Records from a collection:

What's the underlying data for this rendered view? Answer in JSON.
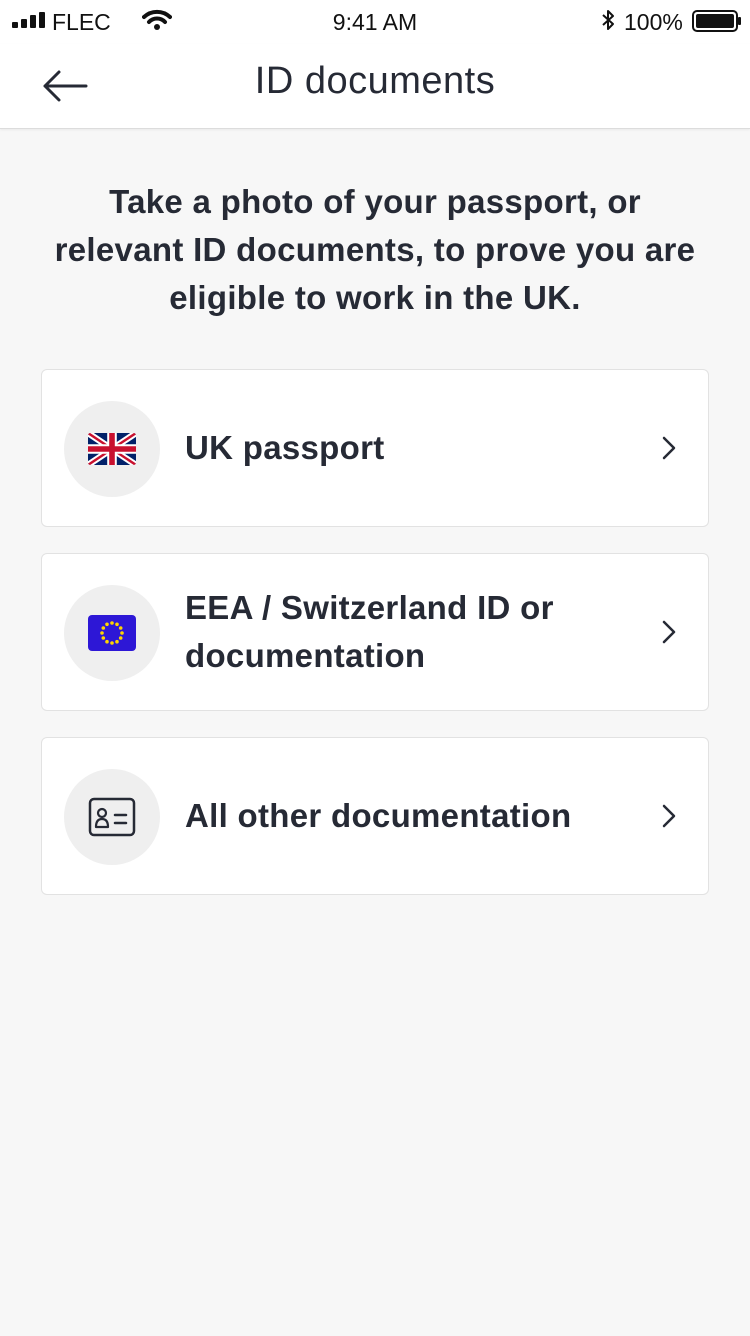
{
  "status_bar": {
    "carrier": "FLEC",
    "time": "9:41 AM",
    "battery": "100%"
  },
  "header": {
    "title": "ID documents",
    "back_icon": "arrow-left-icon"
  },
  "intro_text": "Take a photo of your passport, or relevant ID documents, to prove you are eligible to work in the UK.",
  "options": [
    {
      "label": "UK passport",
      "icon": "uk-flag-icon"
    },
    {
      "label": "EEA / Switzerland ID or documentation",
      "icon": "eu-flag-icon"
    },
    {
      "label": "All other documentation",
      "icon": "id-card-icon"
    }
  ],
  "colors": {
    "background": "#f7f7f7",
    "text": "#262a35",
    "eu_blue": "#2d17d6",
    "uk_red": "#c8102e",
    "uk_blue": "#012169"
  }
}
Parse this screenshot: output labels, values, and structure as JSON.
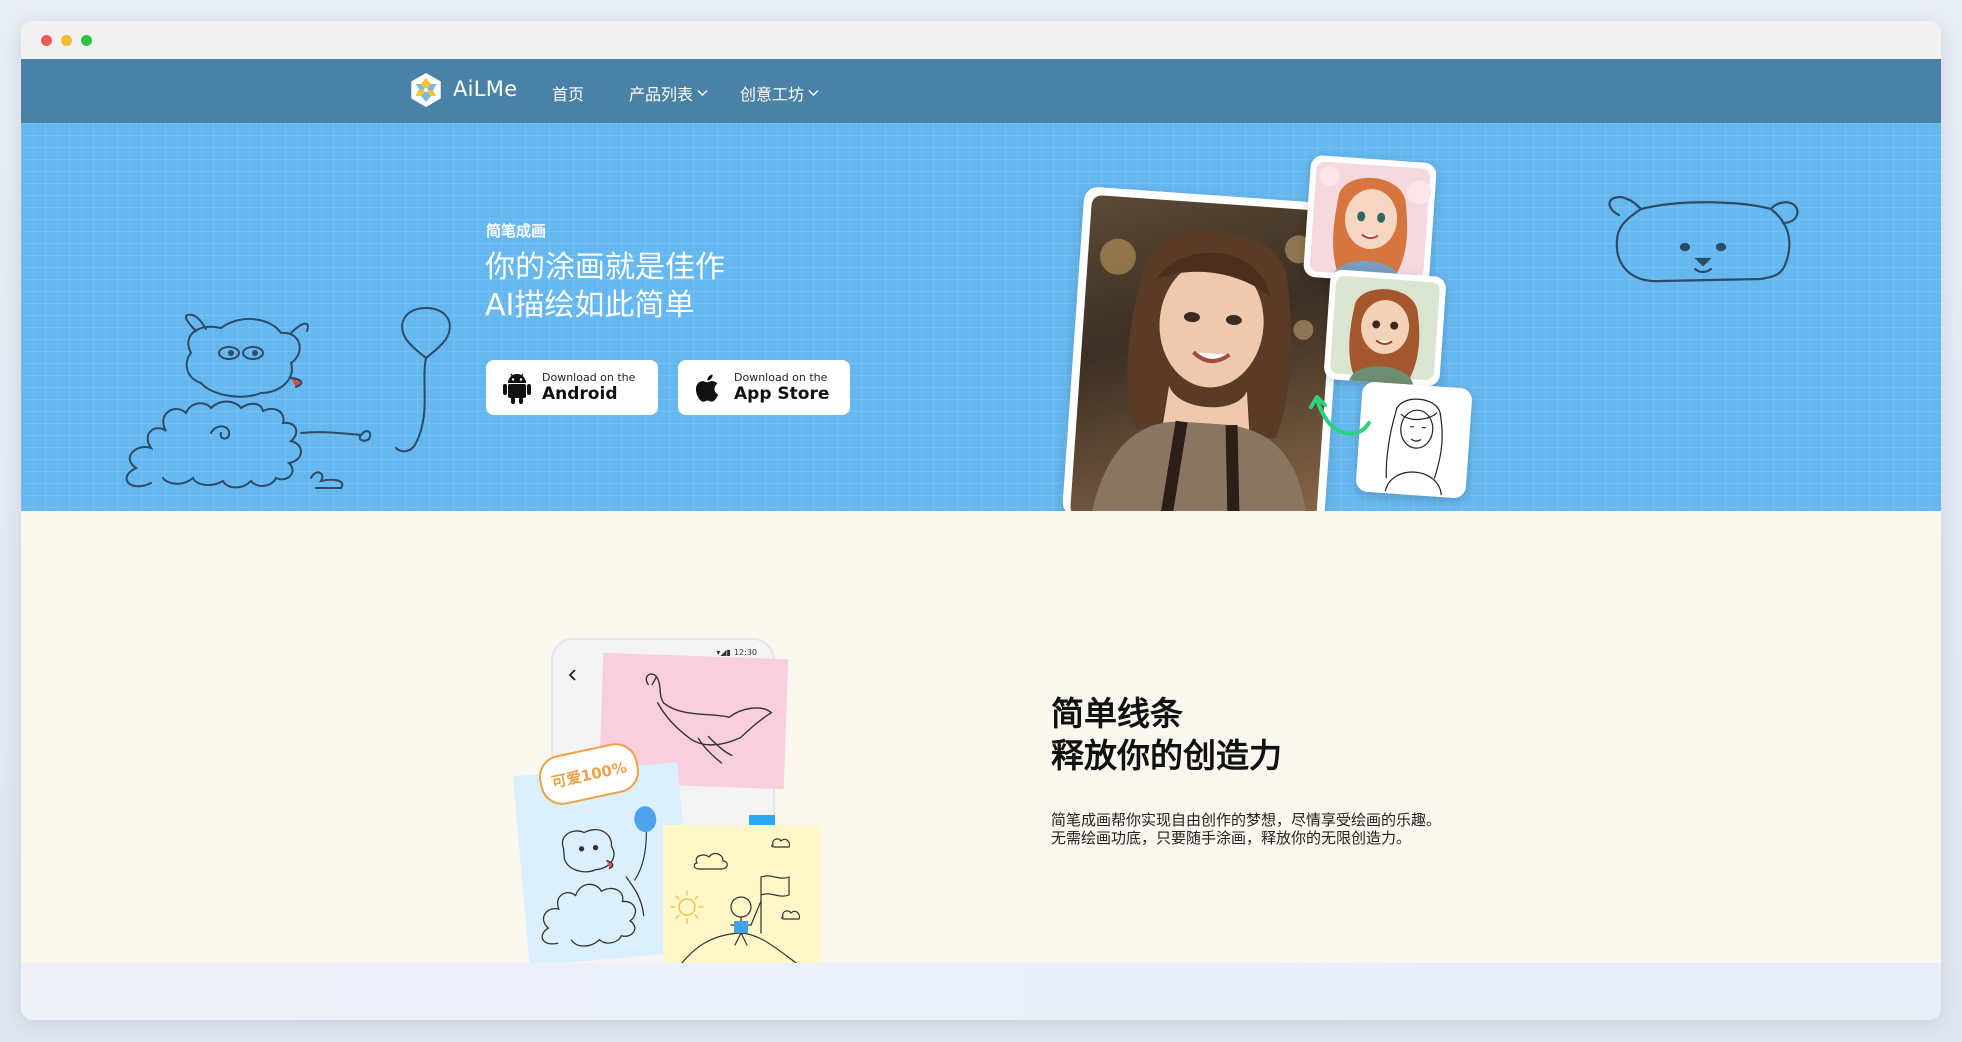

==

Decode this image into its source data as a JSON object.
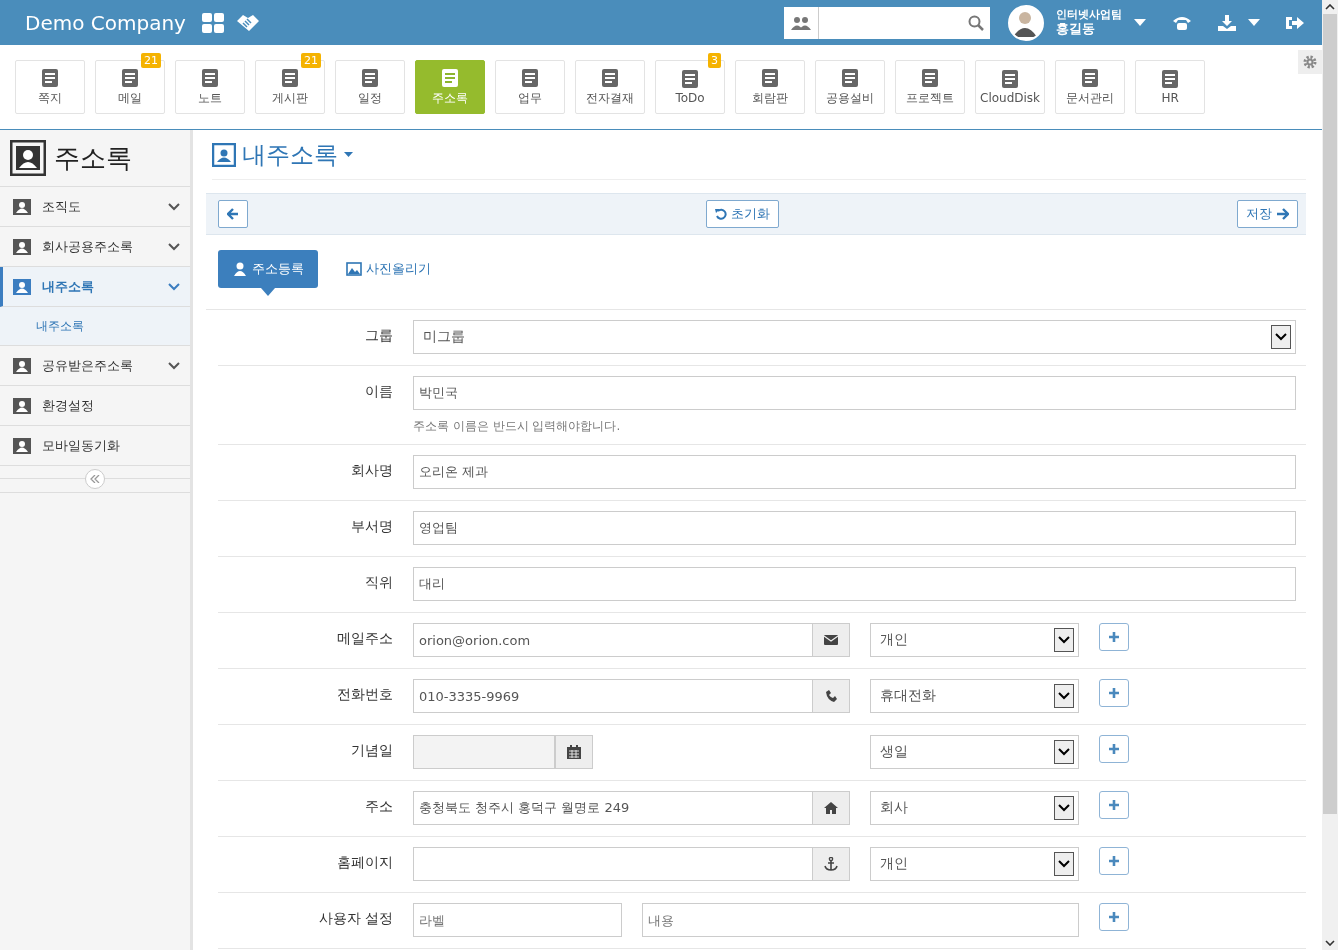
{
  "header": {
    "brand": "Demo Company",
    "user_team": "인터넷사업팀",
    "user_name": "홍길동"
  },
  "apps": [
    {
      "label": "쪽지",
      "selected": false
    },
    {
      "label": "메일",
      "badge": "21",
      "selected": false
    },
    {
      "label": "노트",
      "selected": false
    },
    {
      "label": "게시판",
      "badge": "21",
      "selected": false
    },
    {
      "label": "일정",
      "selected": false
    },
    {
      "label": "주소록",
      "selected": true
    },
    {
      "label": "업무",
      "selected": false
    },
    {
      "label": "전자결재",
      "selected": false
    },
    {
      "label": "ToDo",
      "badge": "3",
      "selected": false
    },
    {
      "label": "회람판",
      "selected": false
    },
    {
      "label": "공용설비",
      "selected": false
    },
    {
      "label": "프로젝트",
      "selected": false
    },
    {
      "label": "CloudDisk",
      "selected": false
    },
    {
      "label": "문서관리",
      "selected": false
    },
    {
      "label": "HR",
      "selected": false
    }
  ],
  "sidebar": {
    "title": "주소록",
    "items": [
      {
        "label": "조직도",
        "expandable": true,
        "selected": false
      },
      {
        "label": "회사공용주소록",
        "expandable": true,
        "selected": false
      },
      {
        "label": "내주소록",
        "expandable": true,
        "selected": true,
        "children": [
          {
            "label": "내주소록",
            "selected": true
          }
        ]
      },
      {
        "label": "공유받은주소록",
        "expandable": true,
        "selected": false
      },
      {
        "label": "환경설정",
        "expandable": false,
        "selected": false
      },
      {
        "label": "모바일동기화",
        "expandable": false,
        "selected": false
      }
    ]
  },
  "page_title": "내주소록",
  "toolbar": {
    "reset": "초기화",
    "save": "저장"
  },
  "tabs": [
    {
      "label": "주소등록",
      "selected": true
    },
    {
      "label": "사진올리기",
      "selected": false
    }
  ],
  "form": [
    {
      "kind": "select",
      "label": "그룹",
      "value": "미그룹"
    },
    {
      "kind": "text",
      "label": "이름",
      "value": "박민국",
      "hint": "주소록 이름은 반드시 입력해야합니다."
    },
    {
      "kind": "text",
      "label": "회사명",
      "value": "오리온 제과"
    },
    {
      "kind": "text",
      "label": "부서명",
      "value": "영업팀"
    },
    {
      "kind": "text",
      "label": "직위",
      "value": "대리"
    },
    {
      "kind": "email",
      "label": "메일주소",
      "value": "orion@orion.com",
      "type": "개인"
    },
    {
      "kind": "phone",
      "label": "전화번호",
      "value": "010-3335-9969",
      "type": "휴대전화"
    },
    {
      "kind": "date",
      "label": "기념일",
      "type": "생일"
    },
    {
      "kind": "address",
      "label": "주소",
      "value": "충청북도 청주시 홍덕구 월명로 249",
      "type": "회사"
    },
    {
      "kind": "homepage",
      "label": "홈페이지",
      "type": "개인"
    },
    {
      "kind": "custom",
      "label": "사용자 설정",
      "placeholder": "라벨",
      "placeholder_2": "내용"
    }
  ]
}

* _Instructions for the task_
Exclude any pictures, and restate word for word the lines from the one containing "What's the underlying" through the one containing "Parse this screenshot: output", both included.

* _The solution_
What's the underlying data for this rendered view? Answer in JSON.
{
  "status_bar": {
    "carrier": "FLEC",
    "time": "9:41 AM",
    "battery": "100%"
  },
  "header": {
    "title": "ID documents",
    "back_icon": "arrow-left-icon"
  },
  "intro_text": "Take a photo of your passport, or relevant ID documents, to prove you are eligible to work in the UK.",
  "options": [
    {
      "label": "UK passport",
      "icon": "uk-flag-icon"
    },
    {
      "label": "EEA / Switzerland ID or documentation",
      "icon": "eu-flag-icon"
    },
    {
      "label": "All other documentation",
      "icon": "id-card-icon"
    }
  ],
  "colors": {
    "background": "#f7f7f7",
    "text": "#262a35",
    "eu_blue": "#2d17d6",
    "uk_red": "#c8102e",
    "uk_blue": "#012169"
  }
}
Parse this screenshot: output labels, values, and structure as JSON.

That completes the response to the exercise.